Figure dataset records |

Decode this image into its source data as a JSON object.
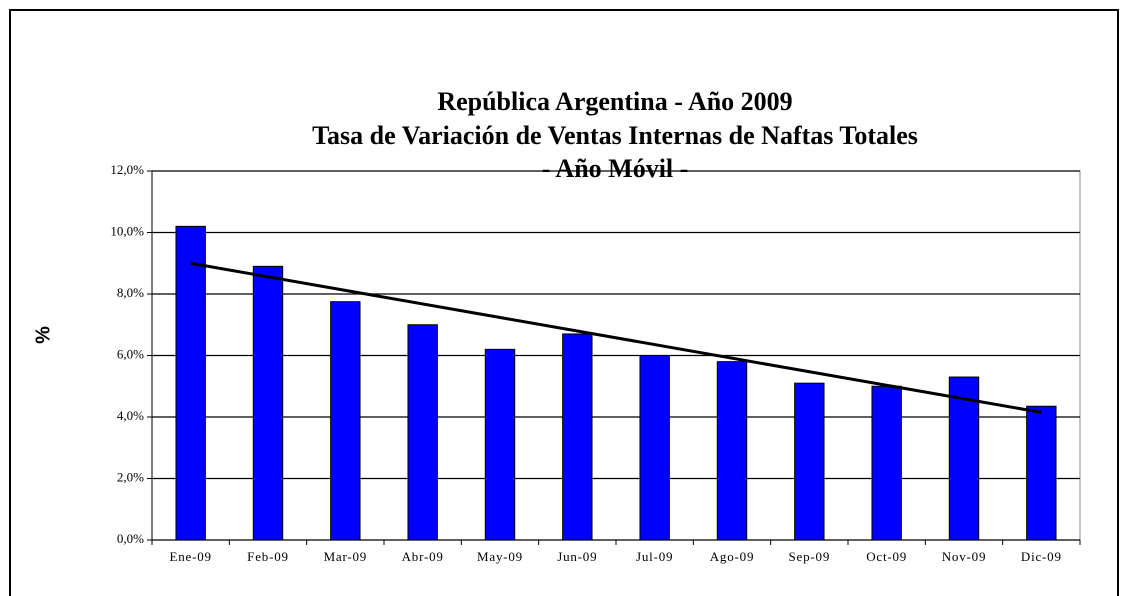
{
  "chart_data": {
    "type": "bar",
    "title": [
      "República Argentina - Año 2009",
      "Tasa de Variación  de Ventas Internas de Naftas Totales",
      "- Año Móvil -"
    ],
    "y_label": "%",
    "categories": [
      "Ene-09",
      "Feb-09",
      "Mar-09",
      "Abr-09",
      "May-09",
      "Jun-09",
      "Jul-09",
      "Ago-09",
      "Sep-09",
      "Oct-09",
      "Nov-09",
      "Dic-09"
    ],
    "values": [
      10.2,
      8.9,
      7.75,
      7.0,
      6.2,
      6.7,
      6.0,
      5.8,
      5.1,
      5.0,
      5.3,
      4.35
    ],
    "color": "#0000ff",
    "trend": [
      9.0,
      4.15
    ],
    "ylim": [
      0,
      12
    ],
    "yticks": [
      {
        "value": 0,
        "label": "0,0%"
      },
      {
        "value": 2,
        "label": "2,0%"
      },
      {
        "value": 4,
        "label": "4,0%"
      },
      {
        "value": 6,
        "label": "6,0%"
      },
      {
        "value": 8,
        "label": "8,0%"
      },
      {
        "value": 10,
        "label": "10,0%"
      },
      {
        "value": 12,
        "label": "12,0%"
      }
    ],
    "grid": true
  }
}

REQUIREMENTS | Copy all the data exactly as written, but skip any picture.

ANSWER BELOW |
Decode this image into its source data as a JSON object.
{
  "chart_data": {
    "type": "bar",
    "title": [
      "República Argentina - Año 2009",
      "Tasa de Variación  de Ventas Internas de Naftas Totales",
      "- Año Móvil -"
    ],
    "y_label": "%",
    "categories": [
      "Ene-09",
      "Feb-09",
      "Mar-09",
      "Abr-09",
      "May-09",
      "Jun-09",
      "Jul-09",
      "Ago-09",
      "Sep-09",
      "Oct-09",
      "Nov-09",
      "Dic-09"
    ],
    "values": [
      10.2,
      8.9,
      7.75,
      7.0,
      6.2,
      6.7,
      6.0,
      5.8,
      5.1,
      5.0,
      5.3,
      4.35
    ],
    "color": "#0000ff",
    "trend": [
      9.0,
      4.15
    ],
    "ylim": [
      0,
      12
    ],
    "yticks": [
      {
        "value": 0,
        "label": "0,0%"
      },
      {
        "value": 2,
        "label": "2,0%"
      },
      {
        "value": 4,
        "label": "4,0%"
      },
      {
        "value": 6,
        "label": "6,0%"
      },
      {
        "value": 8,
        "label": "8,0%"
      },
      {
        "value": 10,
        "label": "10,0%"
      },
      {
        "value": 12,
        "label": "12,0%"
      }
    ],
    "grid": true
  }
}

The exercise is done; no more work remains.